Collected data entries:
= = = = =

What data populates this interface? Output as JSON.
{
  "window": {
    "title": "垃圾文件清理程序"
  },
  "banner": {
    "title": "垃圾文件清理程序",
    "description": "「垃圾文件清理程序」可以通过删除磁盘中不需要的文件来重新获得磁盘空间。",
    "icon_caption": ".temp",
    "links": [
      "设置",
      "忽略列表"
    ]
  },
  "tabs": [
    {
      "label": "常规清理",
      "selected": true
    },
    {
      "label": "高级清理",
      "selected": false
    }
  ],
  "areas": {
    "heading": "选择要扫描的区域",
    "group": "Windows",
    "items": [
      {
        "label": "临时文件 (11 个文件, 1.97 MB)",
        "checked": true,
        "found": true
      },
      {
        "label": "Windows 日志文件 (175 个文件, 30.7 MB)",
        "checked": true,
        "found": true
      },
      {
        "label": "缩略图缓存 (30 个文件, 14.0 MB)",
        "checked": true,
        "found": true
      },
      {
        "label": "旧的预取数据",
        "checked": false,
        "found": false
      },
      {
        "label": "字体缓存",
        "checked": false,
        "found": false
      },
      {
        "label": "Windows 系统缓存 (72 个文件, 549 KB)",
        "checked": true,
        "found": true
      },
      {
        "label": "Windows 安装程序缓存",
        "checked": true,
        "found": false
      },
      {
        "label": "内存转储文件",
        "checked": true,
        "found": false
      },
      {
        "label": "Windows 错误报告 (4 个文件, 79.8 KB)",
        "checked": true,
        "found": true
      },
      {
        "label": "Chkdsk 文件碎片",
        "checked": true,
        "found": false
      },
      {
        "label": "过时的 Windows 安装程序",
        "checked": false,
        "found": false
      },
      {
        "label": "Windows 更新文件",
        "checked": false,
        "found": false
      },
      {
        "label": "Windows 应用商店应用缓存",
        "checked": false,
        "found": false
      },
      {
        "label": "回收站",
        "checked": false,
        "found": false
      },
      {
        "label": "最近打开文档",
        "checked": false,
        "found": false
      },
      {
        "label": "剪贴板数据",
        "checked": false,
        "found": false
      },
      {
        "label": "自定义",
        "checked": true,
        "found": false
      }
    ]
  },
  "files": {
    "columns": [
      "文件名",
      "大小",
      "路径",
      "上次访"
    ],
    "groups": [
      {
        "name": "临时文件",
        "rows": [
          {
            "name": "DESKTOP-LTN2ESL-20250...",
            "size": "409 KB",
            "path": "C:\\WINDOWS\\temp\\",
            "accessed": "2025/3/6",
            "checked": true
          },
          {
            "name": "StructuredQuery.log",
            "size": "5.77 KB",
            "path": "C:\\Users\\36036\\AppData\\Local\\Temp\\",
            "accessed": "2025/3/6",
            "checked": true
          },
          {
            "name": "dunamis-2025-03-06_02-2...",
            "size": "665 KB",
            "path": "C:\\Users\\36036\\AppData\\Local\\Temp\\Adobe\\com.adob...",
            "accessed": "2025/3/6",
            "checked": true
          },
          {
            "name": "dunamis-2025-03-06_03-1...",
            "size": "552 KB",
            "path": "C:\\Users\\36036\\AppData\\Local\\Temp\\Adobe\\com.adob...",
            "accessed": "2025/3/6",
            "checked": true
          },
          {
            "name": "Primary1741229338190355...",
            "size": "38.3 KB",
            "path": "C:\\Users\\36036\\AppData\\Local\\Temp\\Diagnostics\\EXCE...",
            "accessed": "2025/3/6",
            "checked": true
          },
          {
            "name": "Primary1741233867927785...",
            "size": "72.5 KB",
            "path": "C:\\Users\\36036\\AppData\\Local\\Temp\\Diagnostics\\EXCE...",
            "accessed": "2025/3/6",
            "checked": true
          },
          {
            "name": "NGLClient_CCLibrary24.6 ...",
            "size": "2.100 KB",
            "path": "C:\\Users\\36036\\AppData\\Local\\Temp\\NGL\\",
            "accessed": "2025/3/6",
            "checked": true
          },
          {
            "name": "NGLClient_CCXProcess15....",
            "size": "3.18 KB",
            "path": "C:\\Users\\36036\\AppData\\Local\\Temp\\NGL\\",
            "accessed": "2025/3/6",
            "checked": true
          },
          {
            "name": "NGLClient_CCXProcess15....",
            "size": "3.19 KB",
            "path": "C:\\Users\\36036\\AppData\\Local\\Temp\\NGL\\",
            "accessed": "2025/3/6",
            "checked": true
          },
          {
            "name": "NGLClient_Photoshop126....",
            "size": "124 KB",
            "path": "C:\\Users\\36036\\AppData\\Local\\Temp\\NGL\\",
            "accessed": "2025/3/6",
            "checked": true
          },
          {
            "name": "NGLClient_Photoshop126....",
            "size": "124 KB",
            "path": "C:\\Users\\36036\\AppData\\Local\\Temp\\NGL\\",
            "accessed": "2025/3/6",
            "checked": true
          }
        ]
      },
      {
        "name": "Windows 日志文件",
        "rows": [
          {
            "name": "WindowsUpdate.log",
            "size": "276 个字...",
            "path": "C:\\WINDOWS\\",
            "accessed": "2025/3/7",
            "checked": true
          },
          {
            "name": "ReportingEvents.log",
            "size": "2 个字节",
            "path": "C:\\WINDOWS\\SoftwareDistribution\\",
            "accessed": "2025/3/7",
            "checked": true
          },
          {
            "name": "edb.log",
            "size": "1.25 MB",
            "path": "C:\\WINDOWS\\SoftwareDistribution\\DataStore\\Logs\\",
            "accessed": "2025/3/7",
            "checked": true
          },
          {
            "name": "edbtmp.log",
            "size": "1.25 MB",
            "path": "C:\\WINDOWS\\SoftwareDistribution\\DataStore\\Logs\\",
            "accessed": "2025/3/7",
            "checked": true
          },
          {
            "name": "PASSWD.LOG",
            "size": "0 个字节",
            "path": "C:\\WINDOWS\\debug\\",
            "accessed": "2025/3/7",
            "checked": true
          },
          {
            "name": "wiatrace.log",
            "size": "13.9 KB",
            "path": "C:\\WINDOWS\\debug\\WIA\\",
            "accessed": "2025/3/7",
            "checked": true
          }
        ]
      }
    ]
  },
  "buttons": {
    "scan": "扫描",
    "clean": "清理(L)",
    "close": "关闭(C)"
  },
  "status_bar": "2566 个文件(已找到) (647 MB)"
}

= = = = =

EXERCISE INSTRUCTIONS: Go through the records above and retype each one exactly.

SOLVED EXERCISE:
What data populates this interface? Output as JSON.
{
  "window": {
    "title": "垃圾文件清理程序"
  },
  "banner": {
    "title": "垃圾文件清理程序",
    "description": "「垃圾文件清理程序」可以通过删除磁盘中不需要的文件来重新获得磁盘空间。",
    "icon_caption": ".temp",
    "links": [
      "设置",
      "忽略列表"
    ]
  },
  "tabs": [
    {
      "label": "常规清理",
      "selected": true
    },
    {
      "label": "高级清理",
      "selected": false
    }
  ],
  "areas": {
    "heading": "选择要扫描的区域",
    "group": "Windows",
    "items": [
      {
        "label": "临时文件 (11 个文件, 1.97 MB)",
        "checked": true,
        "found": true
      },
      {
        "label": "Windows 日志文件 (175 个文件, 30.7 MB)",
        "checked": true,
        "found": true
      },
      {
        "label": "缩略图缓存 (30 个文件, 14.0 MB)",
        "checked": true,
        "found": true
      },
      {
        "label": "旧的预取数据",
        "checked": false,
        "found": false
      },
      {
        "label": "字体缓存",
        "checked": false,
        "found": false
      },
      {
        "label": "Windows 系统缓存 (72 个文件, 549 KB)",
        "checked": true,
        "found": true
      },
      {
        "label": "Windows 安装程序缓存",
        "checked": true,
        "found": false
      },
      {
        "label": "内存转储文件",
        "checked": true,
        "found": false
      },
      {
        "label": "Windows 错误报告 (4 个文件, 79.8 KB)",
        "checked": true,
        "found": true
      },
      {
        "label": "Chkdsk 文件碎片",
        "checked": true,
        "found": false
      },
      {
        "label": "过时的 Windows 安装程序",
        "checked": false,
        "found": false
      },
      {
        "label": "Windows 更新文件",
        "checked": false,
        "found": false
      },
      {
        "label": "Windows 应用商店应用缓存",
        "checked": false,
        "found": false
      },
      {
        "label": "回收站",
        "checked": false,
        "found": false
      },
      {
        "label": "最近打开文档",
        "checked": false,
        "found": false
      },
      {
        "label": "剪贴板数据",
        "checked": false,
        "found": false
      },
      {
        "label": "自定义",
        "checked": true,
        "found": false
      }
    ]
  },
  "files": {
    "columns": [
      "文件名",
      "大小",
      "路径",
      "上次访"
    ],
    "groups": [
      {
        "name": "临时文件",
        "rows": [
          {
            "name": "DESKTOP-LTN2ESL-20250...",
            "size": "409 KB",
            "path": "C:\\WINDOWS\\temp\\",
            "accessed": "2025/3/6",
            "checked": true
          },
          {
            "name": "StructuredQuery.log",
            "size": "5.77 KB",
            "path": "C:\\Users\\36036\\AppData\\Local\\Temp\\",
            "accessed": "2025/3/6",
            "checked": true
          },
          {
            "name": "dunamis-2025-03-06_02-2...",
            "size": "665 KB",
            "path": "C:\\Users\\36036\\AppData\\Local\\Temp\\Adobe\\com.adob...",
            "accessed": "2025/3/6",
            "checked": true
          },
          {
            "name": "dunamis-2025-03-06_03-1...",
            "size": "552 KB",
            "path": "C:\\Users\\36036\\AppData\\Local\\Temp\\Adobe\\com.adob...",
            "accessed": "2025/3/6",
            "checked": true
          },
          {
            "name": "Primary1741229338190355...",
            "size": "38.3 KB",
            "path": "C:\\Users\\36036\\AppData\\Local\\Temp\\Diagnostics\\EXCE...",
            "accessed": "2025/3/6",
            "checked": true
          },
          {
            "name": "Primary1741233867927785...",
            "size": "72.5 KB",
            "path": "C:\\Users\\36036\\AppData\\Local\\Temp\\Diagnostics\\EXCE...",
            "accessed": "2025/3/6",
            "checked": true
          },
          {
            "name": "NGLClient_CCLibrary24.6 ...",
            "size": "2.100 KB",
            "path": "C:\\Users\\36036\\AppData\\Local\\Temp\\NGL\\",
            "accessed": "2025/3/6",
            "checked": true
          },
          {
            "name": "NGLClient_CCXProcess15....",
            "size": "3.18 KB",
            "path": "C:\\Users\\36036\\AppData\\Local\\Temp\\NGL\\",
            "accessed": "2025/3/6",
            "checked": true
          },
          {
            "name": "NGLClient_CCXProcess15....",
            "size": "3.19 KB",
            "path": "C:\\Users\\36036\\AppData\\Local\\Temp\\NGL\\",
            "accessed": "2025/3/6",
            "checked": true
          },
          {
            "name": "NGLClient_Photoshop126....",
            "size": "124 KB",
            "path": "C:\\Users\\36036\\AppData\\Local\\Temp\\NGL\\",
            "accessed": "2025/3/6",
            "checked": true
          },
          {
            "name": "NGLClient_Photoshop126....",
            "size": "124 KB",
            "path": "C:\\Users\\36036\\AppData\\Local\\Temp\\NGL\\",
            "accessed": "2025/3/6",
            "checked": true
          }
        ]
      },
      {
        "name": "Windows 日志文件",
        "rows": [
          {
            "name": "WindowsUpdate.log",
            "size": "276 个字...",
            "path": "C:\\WINDOWS\\",
            "accessed": "2025/3/7",
            "checked": true
          },
          {
            "name": "ReportingEvents.log",
            "size": "2 个字节",
            "path": "C:\\WINDOWS\\SoftwareDistribution\\",
            "accessed": "2025/3/7",
            "checked": true
          },
          {
            "name": "edb.log",
            "size": "1.25 MB",
            "path": "C:\\WINDOWS\\SoftwareDistribution\\DataStore\\Logs\\",
            "accessed": "2025/3/7",
            "checked": true
          },
          {
            "name": "edbtmp.log",
            "size": "1.25 MB",
            "path": "C:\\WINDOWS\\SoftwareDistribution\\DataStore\\Logs\\",
            "accessed": "2025/3/7",
            "checked": true
          },
          {
            "name": "PASSWD.LOG",
            "size": "0 个字节",
            "path": "C:\\WINDOWS\\debug\\",
            "accessed": "2025/3/7",
            "checked": true
          },
          {
            "name": "wiatrace.log",
            "size": "13.9 KB",
            "path": "C:\\WINDOWS\\debug\\WIA\\",
            "accessed": "2025/3/7",
            "checked": true
          }
        ]
      }
    ]
  },
  "buttons": {
    "scan": "扫描",
    "clean": "清理(L)",
    "close": "关闭(C)"
  },
  "status_bar": "2566 个文件(已找到) (647 MB)"
}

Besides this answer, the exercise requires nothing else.